◆ EXERCISE:
Scan the data below for the string "Provincial". Show every line where it turns up.

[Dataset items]
..............................
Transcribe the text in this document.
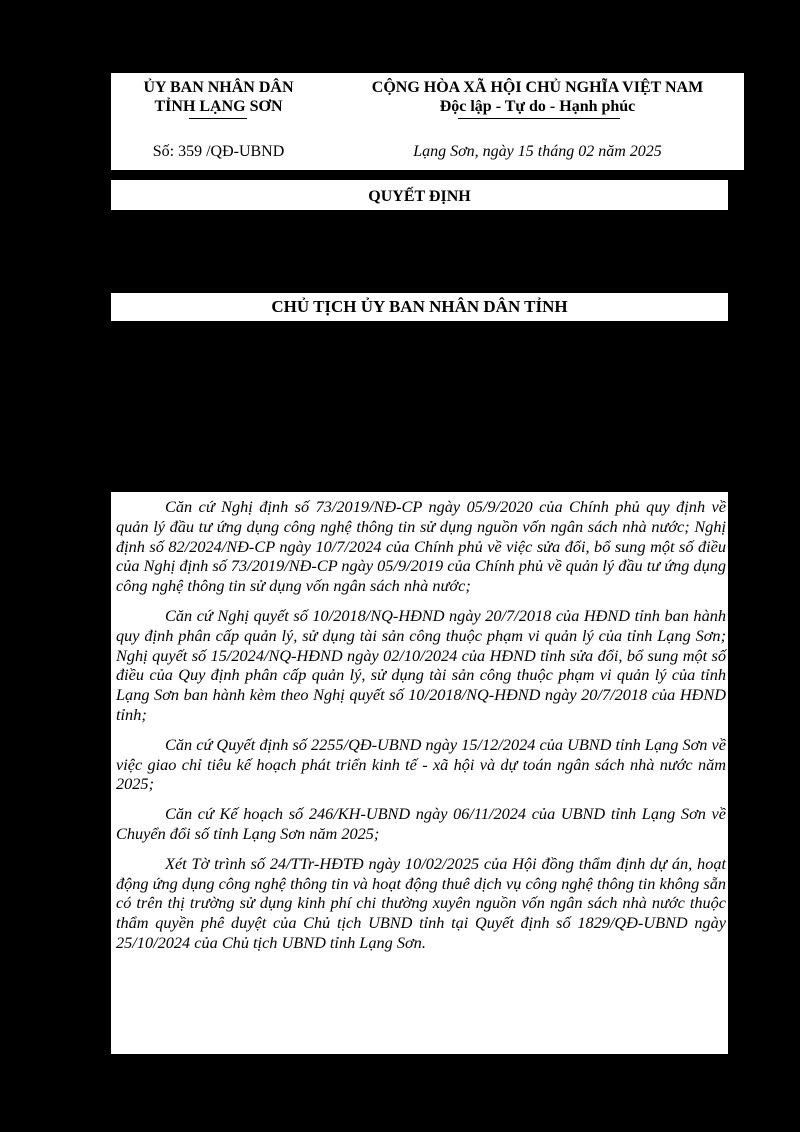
ỦY BAN NHÂN DÂN
TỈNH LẠNG SƠN
Số: 359 /QĐ-UBND
CỘNG HÒA XÃ HỘI CHỦ NGHĨA VIỆT NAM
Độc lập - Tự do - Hạnh phúc
Lạng Sơn, ngày 15 tháng 02 năm 2025
QUYẾT ĐỊNH
CHỦ TỊCH ỦY BAN NHÂN DÂN TỈNH

Căn cứ Nghị định số 73/2019/NĐ-CP ngày 05/9/2020 của Chính phủ quy định về quản lý đầu tư ứng dụng công nghệ thông tin sử dụng nguồn vốn ngân sách nhà nước; Nghị định số 82/2024/NĐ-CP ngày 10/7/2024 của Chính phủ về việc sửa đổi, bổ sung một số điều của Nghị định số 73/2019/NĐ-CP ngày 05/9/2019 của Chính phủ về quản lý đầu tư ứng dụng công nghệ thông tin sử dụng vốn ngân sách nhà nước;

Căn cứ Nghị quyết số 10/2018/NQ-HĐND ngày 20/7/2018 của HĐND tỉnh ban hành quy định phân cấp quản lý, sử dụng tài sản công thuộc phạm vi quản lý của tỉnh Lạng Sơn; Nghị quyết số 15/2024/NQ-HĐND ngày 02/10/2024 của HĐND tỉnh sửa đổi, bổ sung một số điều của Quy định phân cấp quản lý, sử dụng tài sản công thuộc phạm vi quản lý của tỉnh Lạng Sơn ban hành kèm theo Nghị quyết số 10/2018/NQ-HĐND ngày 20/7/2018 của HĐND tỉnh;

Căn cứ Quyết định số 2255/QĐ-UBND ngày 15/12/2024 của UBND tỉnh Lạng Sơn về việc giao chỉ tiêu kế hoạch phát triển kinh tế - xã hội và dự toán ngân sách nhà nước năm 2025;

Căn cứ Kế hoạch số 246/KH-UBND ngày 06/11/2024 của UBND tỉnh Lạng Sơn về Chuyển đổi số tỉnh Lạng Sơn năm 2025;

Xét Tờ trình số 24/TTr-HĐTĐ ngày 10/02/2025 của Hội đồng thẩm định dự án, hoạt động ứng dụng công nghệ thông tin và hoạt động thuê dịch vụ công nghệ thông tin không sẵn có trên thị trường sử dụng kinh phí chi thường xuyên nguồn vốn ngân sách nhà nước thuộc thẩm quyền phê duyệt của Chủ tịch UBND tỉnh tại Quyết định số 1829/QĐ-UBND ngày 25/10/2024 của Chủ tịch UBND tỉnh Lạng Sơn.
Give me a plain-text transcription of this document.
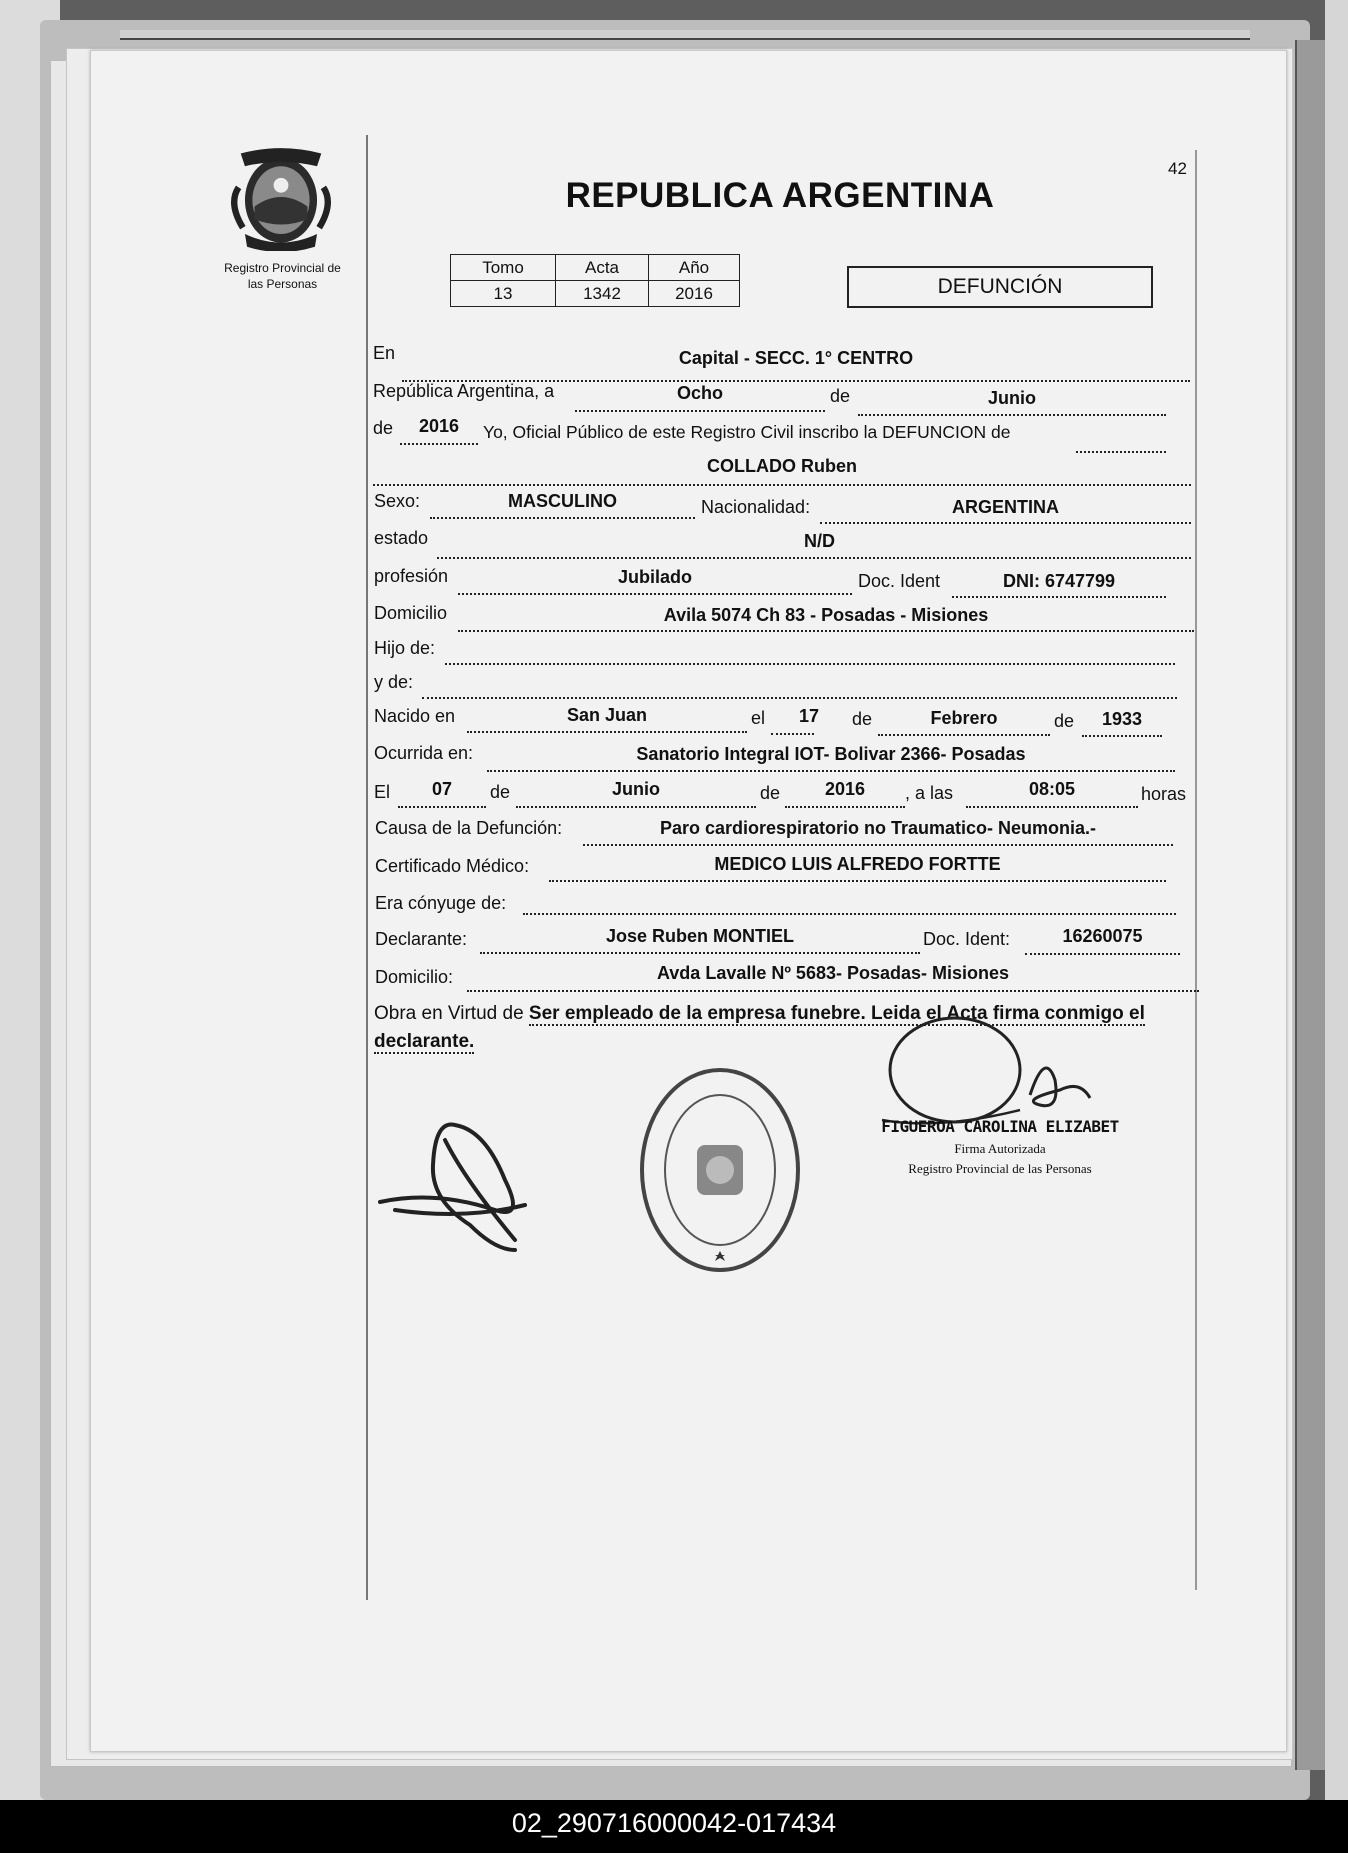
Registro Provincial de
las Personas
42
REPUBLICA ARGENTINA
Tomo	Acta	Año
13	1342	2016	DEFUNCIÓN
En	Capital - SECC. 1° CENTRO
República Argentina, a	Ocho	de	Junio
de	2016	Yo, Oficial Público de este Registro Civil inscribo la DEFUNCION de
COLLADO Ruben
Sexo:	MASCULINO	Nacionalidad:	ARGENTINA
estado	N/D
profesión	Jubilado	Doc. Ident	DNI: 6747799
Domicilio	Avila 5074 Ch 83 - Posadas - Misiones
Hijo de:
y de:
Nacido en	San Juan	el	17	de	Febrero	de	1933
Ocurrida en:	Sanatorio Integral IOT- Bolivar 2366- Posadas
El	07	de	Junio	de	2016	, a las	08:05	horas
Causa de la Defunción:	Paro cardiorespiratorio no Traumatico- Neumonia.-
Certificado Médico:	MEDICO LUIS ALFREDO FORTTE
Era cónyuge de:
Declarante:	Jose Ruben MONTIEL	Doc. Ident:	16260075
Domicilio:	Avda Lavalle Nº 5683- Posadas- Misiones
Obra en Virtud de Ser empleado de la empresa funebre. Leida el Acta firma conmigo el
declarante.
FIGUEROA CAROLINA ELIZABET
Firma Autorizada
Registro Provincial de las Personas
02_290716000042-017434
..............................
◆ WRITTEN ANSWER:
Registro Provincial de
Registro Provincial de las Personas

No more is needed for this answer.